## Start Records provided

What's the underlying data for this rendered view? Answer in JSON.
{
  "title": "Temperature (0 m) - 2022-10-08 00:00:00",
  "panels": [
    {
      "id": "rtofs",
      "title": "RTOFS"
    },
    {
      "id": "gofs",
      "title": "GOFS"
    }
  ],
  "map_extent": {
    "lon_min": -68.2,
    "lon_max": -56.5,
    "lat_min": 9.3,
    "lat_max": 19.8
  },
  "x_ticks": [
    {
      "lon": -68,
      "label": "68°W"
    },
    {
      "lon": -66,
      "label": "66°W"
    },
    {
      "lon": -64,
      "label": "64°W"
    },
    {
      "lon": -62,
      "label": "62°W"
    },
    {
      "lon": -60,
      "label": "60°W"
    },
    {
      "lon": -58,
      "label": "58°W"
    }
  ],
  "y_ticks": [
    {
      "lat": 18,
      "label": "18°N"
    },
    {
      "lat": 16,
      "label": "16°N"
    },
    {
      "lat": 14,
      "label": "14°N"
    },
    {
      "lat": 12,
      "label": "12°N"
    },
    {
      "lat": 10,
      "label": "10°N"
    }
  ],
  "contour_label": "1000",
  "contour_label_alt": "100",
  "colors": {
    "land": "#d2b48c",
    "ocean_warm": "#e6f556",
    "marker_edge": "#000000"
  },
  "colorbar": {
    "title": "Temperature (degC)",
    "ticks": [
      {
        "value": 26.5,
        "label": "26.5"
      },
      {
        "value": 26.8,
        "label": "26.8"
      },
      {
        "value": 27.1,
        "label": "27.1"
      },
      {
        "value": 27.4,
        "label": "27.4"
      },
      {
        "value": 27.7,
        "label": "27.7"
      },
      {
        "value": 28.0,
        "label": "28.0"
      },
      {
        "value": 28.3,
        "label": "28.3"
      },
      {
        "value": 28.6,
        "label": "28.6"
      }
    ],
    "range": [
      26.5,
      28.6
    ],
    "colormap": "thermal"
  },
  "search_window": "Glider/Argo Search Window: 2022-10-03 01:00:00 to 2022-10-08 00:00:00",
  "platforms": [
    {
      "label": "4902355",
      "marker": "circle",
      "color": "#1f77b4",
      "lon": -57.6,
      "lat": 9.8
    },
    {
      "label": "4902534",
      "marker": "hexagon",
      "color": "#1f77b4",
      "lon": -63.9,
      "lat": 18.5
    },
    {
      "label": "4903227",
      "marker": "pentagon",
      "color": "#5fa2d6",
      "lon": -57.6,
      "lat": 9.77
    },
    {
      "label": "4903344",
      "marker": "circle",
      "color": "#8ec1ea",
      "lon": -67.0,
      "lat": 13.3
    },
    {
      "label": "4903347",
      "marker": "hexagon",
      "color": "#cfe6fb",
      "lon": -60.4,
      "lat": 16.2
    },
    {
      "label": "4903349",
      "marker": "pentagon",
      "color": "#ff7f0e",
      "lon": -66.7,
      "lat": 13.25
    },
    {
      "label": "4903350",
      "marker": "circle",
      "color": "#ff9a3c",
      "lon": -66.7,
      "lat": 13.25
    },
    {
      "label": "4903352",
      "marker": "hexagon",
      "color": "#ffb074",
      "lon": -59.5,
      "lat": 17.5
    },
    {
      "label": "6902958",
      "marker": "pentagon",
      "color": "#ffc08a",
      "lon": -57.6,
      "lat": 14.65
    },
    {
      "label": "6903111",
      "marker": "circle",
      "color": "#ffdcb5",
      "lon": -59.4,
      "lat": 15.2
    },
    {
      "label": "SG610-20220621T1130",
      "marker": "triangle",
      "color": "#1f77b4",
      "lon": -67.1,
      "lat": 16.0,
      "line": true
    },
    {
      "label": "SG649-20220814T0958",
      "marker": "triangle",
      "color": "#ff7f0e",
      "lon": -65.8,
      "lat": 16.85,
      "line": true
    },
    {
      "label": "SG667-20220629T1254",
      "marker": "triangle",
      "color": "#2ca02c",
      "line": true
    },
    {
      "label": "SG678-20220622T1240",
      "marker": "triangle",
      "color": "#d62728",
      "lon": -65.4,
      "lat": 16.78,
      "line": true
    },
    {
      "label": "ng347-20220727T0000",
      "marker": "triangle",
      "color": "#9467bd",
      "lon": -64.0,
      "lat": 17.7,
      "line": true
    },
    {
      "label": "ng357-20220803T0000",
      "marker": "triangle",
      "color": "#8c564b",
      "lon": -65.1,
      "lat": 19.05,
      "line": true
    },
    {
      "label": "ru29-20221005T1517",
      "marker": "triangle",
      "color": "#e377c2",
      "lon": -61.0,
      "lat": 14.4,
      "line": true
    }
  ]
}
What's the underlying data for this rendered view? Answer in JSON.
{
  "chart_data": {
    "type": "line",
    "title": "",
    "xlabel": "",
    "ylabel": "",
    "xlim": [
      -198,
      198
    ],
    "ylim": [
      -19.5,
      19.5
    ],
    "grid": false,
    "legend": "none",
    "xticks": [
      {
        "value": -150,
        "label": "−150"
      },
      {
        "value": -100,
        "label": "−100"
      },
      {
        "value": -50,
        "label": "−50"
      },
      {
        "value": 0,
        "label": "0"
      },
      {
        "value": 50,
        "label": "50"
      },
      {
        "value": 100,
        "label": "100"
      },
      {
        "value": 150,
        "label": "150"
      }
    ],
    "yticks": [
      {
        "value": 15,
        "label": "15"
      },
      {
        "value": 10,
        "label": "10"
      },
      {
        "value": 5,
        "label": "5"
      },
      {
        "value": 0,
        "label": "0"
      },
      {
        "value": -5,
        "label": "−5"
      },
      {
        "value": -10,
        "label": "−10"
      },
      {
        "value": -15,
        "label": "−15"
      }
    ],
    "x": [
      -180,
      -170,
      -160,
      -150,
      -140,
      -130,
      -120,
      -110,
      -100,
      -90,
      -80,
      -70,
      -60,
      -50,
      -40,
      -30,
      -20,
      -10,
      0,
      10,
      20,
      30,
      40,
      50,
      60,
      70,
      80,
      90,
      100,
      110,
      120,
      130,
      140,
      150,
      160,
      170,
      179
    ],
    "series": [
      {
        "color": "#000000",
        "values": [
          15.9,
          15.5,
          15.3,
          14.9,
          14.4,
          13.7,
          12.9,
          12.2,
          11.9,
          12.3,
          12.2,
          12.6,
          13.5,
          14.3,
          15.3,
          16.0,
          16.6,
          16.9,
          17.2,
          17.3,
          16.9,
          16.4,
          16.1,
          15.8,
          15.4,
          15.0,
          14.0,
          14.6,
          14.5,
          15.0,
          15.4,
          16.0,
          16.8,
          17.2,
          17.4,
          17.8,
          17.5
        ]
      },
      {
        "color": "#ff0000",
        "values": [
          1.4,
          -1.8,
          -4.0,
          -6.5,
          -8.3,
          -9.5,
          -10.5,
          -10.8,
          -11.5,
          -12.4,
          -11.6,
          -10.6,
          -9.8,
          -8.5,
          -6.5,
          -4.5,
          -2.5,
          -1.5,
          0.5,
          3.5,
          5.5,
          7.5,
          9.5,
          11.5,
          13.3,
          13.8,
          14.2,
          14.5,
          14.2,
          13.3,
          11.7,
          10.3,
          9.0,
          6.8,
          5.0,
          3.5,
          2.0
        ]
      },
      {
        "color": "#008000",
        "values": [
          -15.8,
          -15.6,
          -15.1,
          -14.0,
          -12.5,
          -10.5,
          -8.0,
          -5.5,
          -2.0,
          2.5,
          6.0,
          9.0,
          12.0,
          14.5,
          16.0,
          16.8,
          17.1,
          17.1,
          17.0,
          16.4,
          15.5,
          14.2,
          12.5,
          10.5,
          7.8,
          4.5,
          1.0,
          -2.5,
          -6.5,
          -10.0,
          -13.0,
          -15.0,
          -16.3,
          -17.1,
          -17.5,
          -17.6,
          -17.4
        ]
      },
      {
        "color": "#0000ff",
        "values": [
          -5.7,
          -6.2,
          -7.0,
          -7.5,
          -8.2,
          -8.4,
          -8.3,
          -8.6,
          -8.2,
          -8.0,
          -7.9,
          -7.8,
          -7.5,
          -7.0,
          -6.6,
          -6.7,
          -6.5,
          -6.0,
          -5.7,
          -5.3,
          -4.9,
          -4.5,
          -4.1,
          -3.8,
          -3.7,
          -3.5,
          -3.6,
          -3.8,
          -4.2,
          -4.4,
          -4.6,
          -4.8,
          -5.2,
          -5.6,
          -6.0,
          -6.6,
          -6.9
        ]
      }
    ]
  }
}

## End Records provided

# Stated goal:
From the data above, copy each line where the string "Temperature" appears.

# Solution below:
  "title": "Temperature (0 m) - 2022-10-08 00:00:00",
    "title": "Temperature (degC)",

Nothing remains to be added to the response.